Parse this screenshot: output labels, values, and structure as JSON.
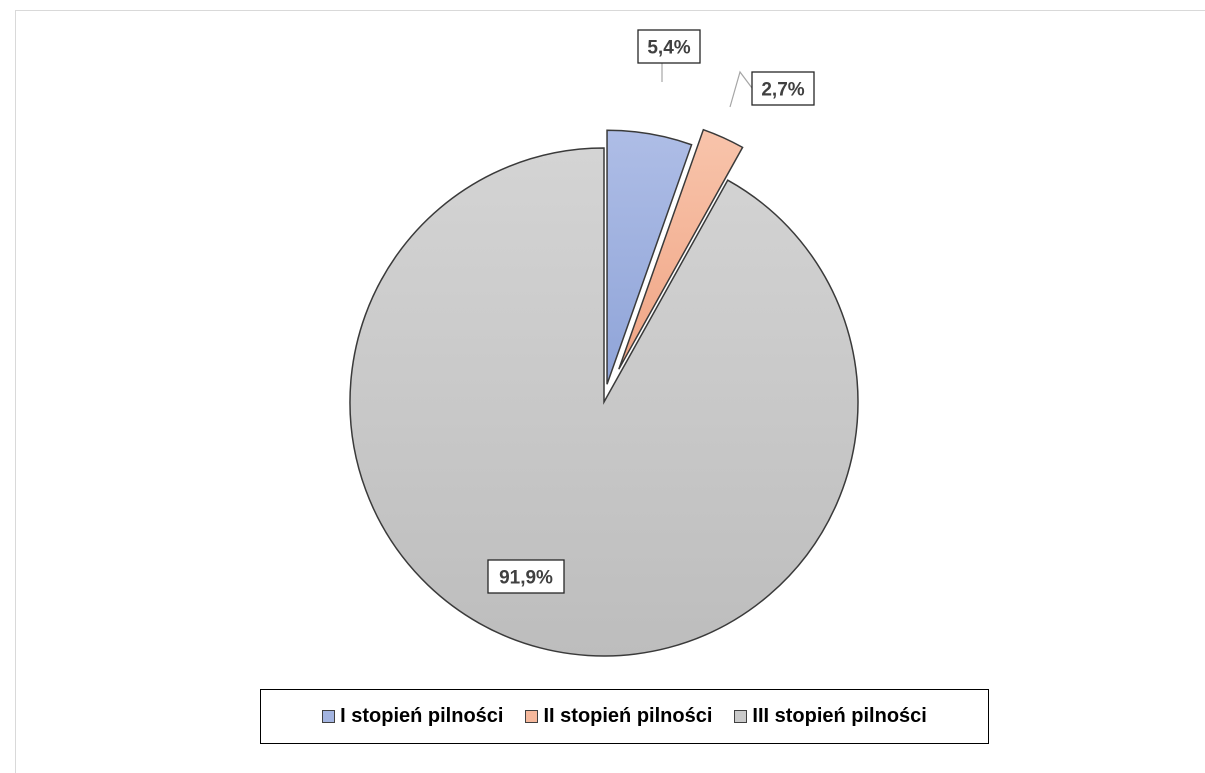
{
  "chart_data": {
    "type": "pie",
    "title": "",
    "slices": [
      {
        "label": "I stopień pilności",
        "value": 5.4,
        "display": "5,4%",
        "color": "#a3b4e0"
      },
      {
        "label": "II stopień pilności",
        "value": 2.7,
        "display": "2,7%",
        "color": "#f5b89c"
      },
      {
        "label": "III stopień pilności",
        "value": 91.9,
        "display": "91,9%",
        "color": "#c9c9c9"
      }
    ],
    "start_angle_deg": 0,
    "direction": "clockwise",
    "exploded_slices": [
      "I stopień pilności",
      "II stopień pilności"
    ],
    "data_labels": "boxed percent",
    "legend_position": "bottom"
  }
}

== EXERCISE GOAL ==
None of the pictures should appear; repeat the records exactly otherwise.

== ANSWER TO THIS PROBLEM ==
Parse this screenshot: output labels, values, and structure as JSON.
{
  "chart_data": {
    "type": "pie",
    "title": "",
    "slices": [
      {
        "label": "I stopień pilności",
        "value": 5.4,
        "display": "5,4%",
        "color": "#a3b4e0"
      },
      {
        "label": "II stopień pilności",
        "value": 2.7,
        "display": "2,7%",
        "color": "#f5b89c"
      },
      {
        "label": "III stopień pilności",
        "value": 91.9,
        "display": "91,9%",
        "color": "#c9c9c9"
      }
    ],
    "start_angle_deg": 0,
    "direction": "clockwise",
    "exploded_slices": [
      "I stopień pilności",
      "II stopień pilności"
    ],
    "data_labels": "boxed percent",
    "legend_position": "bottom"
  }
}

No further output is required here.